Entries from a visual dataset:
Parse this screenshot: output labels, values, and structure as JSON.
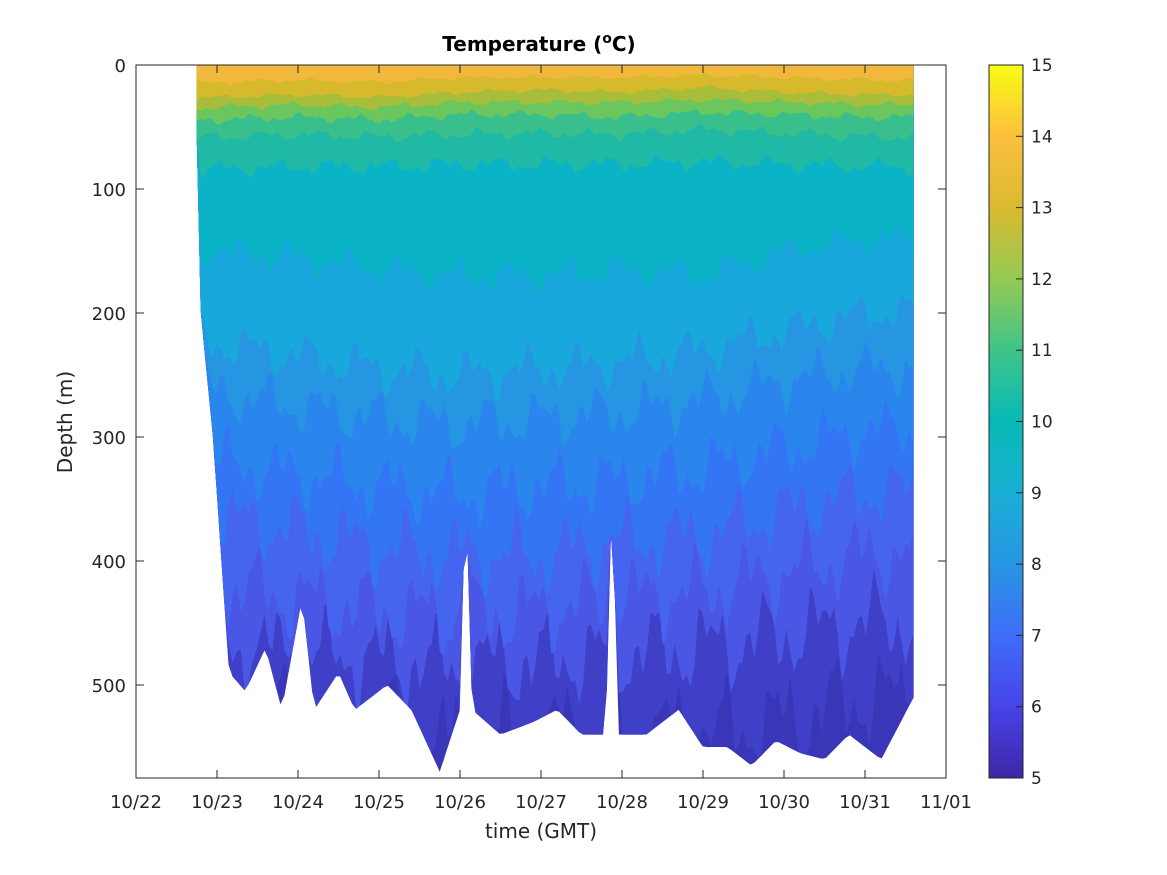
{
  "chart_data": {
    "type": "heatmap",
    "subtype": "filled-contour",
    "title": "Temperature (°C)",
    "title_parts": {
      "prefix": "Temperature (",
      "superscript": "o",
      "suffix": "C)"
    },
    "xlabel": "time (GMT)",
    "ylabel": "Depth (m)",
    "x_tick_labels": [
      "10/22",
      "10/23",
      "10/24",
      "10/25",
      "10/26",
      "10/27",
      "10/28",
      "10/29",
      "10/30",
      "10/31",
      "11/01"
    ],
    "y_tick_values": [
      0,
      100,
      200,
      300,
      400,
      500
    ],
    "y_reversed": true,
    "xlim_days": [
      0,
      10
    ],
    "ylim": [
      0,
      575
    ],
    "colorbar": {
      "ticks": [
        5,
        6,
        7,
        8,
        9,
        10,
        11,
        12,
        13,
        14,
        15
      ],
      "range": [
        5,
        15
      ],
      "colormap": "parula"
    },
    "data_time_range": [
      "10/22 18:00",
      "10/31 15:00"
    ],
    "contour_levels": [
      {
        "temp_above": 13,
        "color": "#F2B83B",
        "mean_depth_by_day": [
          18,
          14,
          12,
          14,
          10,
          10,
          10,
          8,
          10,
          12
        ]
      },
      {
        "temp_above": 12,
        "color": "#D6BA2C",
        "mean_depth_by_day": [
          30,
          26,
          24,
          26,
          22,
          20,
          22,
          18,
          22,
          24
        ]
      },
      {
        "temp_above": 11,
        "color": "#A8BD3A",
        "mean_depth_by_day": [
          38,
          34,
          32,
          34,
          30,
          30,
          30,
          28,
          30,
          32
        ]
      },
      {
        "temp_above": 10.5,
        "color": "#6CC65E",
        "mean_depth_by_day": [
          48,
          44,
          42,
          44,
          40,
          40,
          42,
          38,
          40,
          42
        ]
      },
      {
        "temp_above": 10,
        "color": "#38BF8C",
        "mean_depth_by_day": [
          62,
          58,
          56,
          58,
          56,
          55,
          56,
          52,
          55,
          58
        ]
      },
      {
        "temp_above": 9.5,
        "color": "#1FB9A6",
        "mean_depth_by_day": [
          88,
          84,
          82,
          82,
          80,
          80,
          80,
          78,
          80,
          82
        ]
      },
      {
        "temp_above": 9,
        "color": "#0BB3C7",
        "mean_depth_by_day": [
          145,
          150,
          155,
          165,
          170,
          170,
          165,
          170,
          150,
          140
        ]
      },
      {
        "temp_above": 8.5,
        "color": "#18A8DC",
        "mean_depth_by_day": [
          215,
          225,
          235,
          245,
          250,
          245,
          240,
          230,
          215,
          200
        ]
      },
      {
        "temp_above": 8,
        "color": "#2796E2",
        "mean_depth_by_day": [
          260,
          265,
          275,
          285,
          290,
          285,
          280,
          270,
          255,
          245
        ]
      },
      {
        "temp_above": 7.5,
        "color": "#2A86EC",
        "mean_depth_by_day": [
          310,
          320,
          330,
          340,
          345,
          340,
          335,
          325,
          310,
          295
        ]
      },
      {
        "temp_above": 7,
        "color": "#3475F6",
        "mean_depth_by_day": [
          355,
          365,
          375,
          390,
          395,
          395,
          385,
          380,
          360,
          345
        ]
      },
      {
        "temp_above": 6.5,
        "color": "#4565F0",
        "mean_depth_by_day": [
          420,
          420,
          430,
          440,
          445,
          440,
          430,
          425,
          410,
          395
        ]
      },
      {
        "temp_above": 6,
        "color": "#4A57E4",
        "mean_depth_by_day": [
          470,
          470,
          475,
          480,
          485,
          480,
          475,
          470,
          460,
          450
        ]
      },
      {
        "temp_above": 5.5,
        "color": "#3F3FC7",
        "mean_depth_by_day": [
          520,
          525,
          530,
          540,
          545,
          540,
          540,
          540,
          530,
          510
        ]
      }
    ],
    "bottom_profile_max_depth": [
      [
        0.75,
        60
      ],
      [
        0.8,
        200
      ],
      [
        0.95,
        300
      ],
      [
        1.15,
        490
      ],
      [
        1.35,
        505
      ],
      [
        1.6,
        470
      ],
      [
        1.8,
        520
      ],
      [
        2.05,
        430
      ],
      [
        2.2,
        520
      ],
      [
        2.5,
        490
      ],
      [
        2.7,
        520
      ],
      [
        3.1,
        500
      ],
      [
        3.4,
        520
      ],
      [
        3.75,
        570
      ],
      [
        4.0,
        520
      ],
      [
        4.07,
        340
      ],
      [
        4.15,
        520
      ],
      [
        4.5,
        540
      ],
      [
        4.9,
        530
      ],
      [
        5.2,
        520
      ],
      [
        5.5,
        540
      ],
      [
        5.8,
        540
      ],
      [
        5.88,
        335
      ],
      [
        5.95,
        540
      ],
      [
        6.3,
        540
      ],
      [
        6.7,
        520
      ],
      [
        7.0,
        550
      ],
      [
        7.3,
        550
      ],
      [
        7.6,
        565
      ],
      [
        7.9,
        545
      ],
      [
        8.2,
        555
      ],
      [
        8.5,
        560
      ],
      [
        8.8,
        540
      ],
      [
        9.2,
        560
      ],
      [
        9.6,
        510
      ]
    ]
  }
}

■ What is expected
Your copy of the data above should match it exactly, except that pictures are left out.

■ Exercise answer
Parse this screenshot: output labels, values, and structure as JSON.
{
  "chart_data": {
    "type": "heatmap",
    "subtype": "filled-contour",
    "title": "Temperature (°C)",
    "title_parts": {
      "prefix": "Temperature (",
      "superscript": "o",
      "suffix": "C)"
    },
    "xlabel": "time (GMT)",
    "ylabel": "Depth (m)",
    "x_tick_labels": [
      "10/22",
      "10/23",
      "10/24",
      "10/25",
      "10/26",
      "10/27",
      "10/28",
      "10/29",
      "10/30",
      "10/31",
      "11/01"
    ],
    "y_tick_values": [
      0,
      100,
      200,
      300,
      400,
      500
    ],
    "y_reversed": true,
    "xlim_days": [
      0,
      10
    ],
    "ylim": [
      0,
      575
    ],
    "colorbar": {
      "ticks": [
        5,
        6,
        7,
        8,
        9,
        10,
        11,
        12,
        13,
        14,
        15
      ],
      "range": [
        5,
        15
      ],
      "colormap": "parula"
    },
    "data_time_range": [
      "10/22 18:00",
      "10/31 15:00"
    ],
    "contour_levels": [
      {
        "temp_above": 13,
        "color": "#F2B83B",
        "mean_depth_by_day": [
          18,
          14,
          12,
          14,
          10,
          10,
          10,
          8,
          10,
          12
        ]
      },
      {
        "temp_above": 12,
        "color": "#D6BA2C",
        "mean_depth_by_day": [
          30,
          26,
          24,
          26,
          22,
          20,
          22,
          18,
          22,
          24
        ]
      },
      {
        "temp_above": 11,
        "color": "#A8BD3A",
        "mean_depth_by_day": [
          38,
          34,
          32,
          34,
          30,
          30,
          30,
          28,
          30,
          32
        ]
      },
      {
        "temp_above": 10.5,
        "color": "#6CC65E",
        "mean_depth_by_day": [
          48,
          44,
          42,
          44,
          40,
          40,
          42,
          38,
          40,
          42
        ]
      },
      {
        "temp_above": 10,
        "color": "#38BF8C",
        "mean_depth_by_day": [
          62,
          58,
          56,
          58,
          56,
          55,
          56,
          52,
          55,
          58
        ]
      },
      {
        "temp_above": 9.5,
        "color": "#1FB9A6",
        "mean_depth_by_day": [
          88,
          84,
          82,
          82,
          80,
          80,
          80,
          78,
          80,
          82
        ]
      },
      {
        "temp_above": 9,
        "color": "#0BB3C7",
        "mean_depth_by_day": [
          145,
          150,
          155,
          165,
          170,
          170,
          165,
          170,
          150,
          140
        ]
      },
      {
        "temp_above": 8.5,
        "color": "#18A8DC",
        "mean_depth_by_day": [
          215,
          225,
          235,
          245,
          250,
          245,
          240,
          230,
          215,
          200
        ]
      },
      {
        "temp_above": 8,
        "color": "#2796E2",
        "mean_depth_by_day": [
          260,
          265,
          275,
          285,
          290,
          285,
          280,
          270,
          255,
          245
        ]
      },
      {
        "temp_above": 7.5,
        "color": "#2A86EC",
        "mean_depth_by_day": [
          310,
          320,
          330,
          340,
          345,
          340,
          335,
          325,
          310,
          295
        ]
      },
      {
        "temp_above": 7,
        "color": "#3475F6",
        "mean_depth_by_day": [
          355,
          365,
          375,
          390,
          395,
          395,
          385,
          380,
          360,
          345
        ]
      },
      {
        "temp_above": 6.5,
        "color": "#4565F0",
        "mean_depth_by_day": [
          420,
          420,
          430,
          440,
          445,
          440,
          430,
          425,
          410,
          395
        ]
      },
      {
        "temp_above": 6,
        "color": "#4A57E4",
        "mean_depth_by_day": [
          470,
          470,
          475,
          480,
          485,
          480,
          475,
          470,
          460,
          450
        ]
      },
      {
        "temp_above": 5.5,
        "color": "#3F3FC7",
        "mean_depth_by_day": [
          520,
          525,
          530,
          540,
          545,
          540,
          540,
          540,
          530,
          510
        ]
      }
    ],
    "bottom_profile_max_depth": [
      [
        0.75,
        60
      ],
      [
        0.8,
        200
      ],
      [
        0.95,
        300
      ],
      [
        1.15,
        490
      ],
      [
        1.35,
        505
      ],
      [
        1.6,
        470
      ],
      [
        1.8,
        520
      ],
      [
        2.05,
        430
      ],
      [
        2.2,
        520
      ],
      [
        2.5,
        490
      ],
      [
        2.7,
        520
      ],
      [
        3.1,
        500
      ],
      [
        3.4,
        520
      ],
      [
        3.75,
        570
      ],
      [
        4.0,
        520
      ],
      [
        4.07,
        340
      ],
      [
        4.15,
        520
      ],
      [
        4.5,
        540
      ],
      [
        4.9,
        530
      ],
      [
        5.2,
        520
      ],
      [
        5.5,
        540
      ],
      [
        5.8,
        540
      ],
      [
        5.88,
        335
      ],
      [
        5.95,
        540
      ],
      [
        6.3,
        540
      ],
      [
        6.7,
        520
      ],
      [
        7.0,
        550
      ],
      [
        7.3,
        550
      ],
      [
        7.6,
        565
      ],
      [
        7.9,
        545
      ],
      [
        8.2,
        555
      ],
      [
        8.5,
        560
      ],
      [
        8.8,
        540
      ],
      [
        9.2,
        560
      ],
      [
        9.6,
        510
      ]
    ]
  }
}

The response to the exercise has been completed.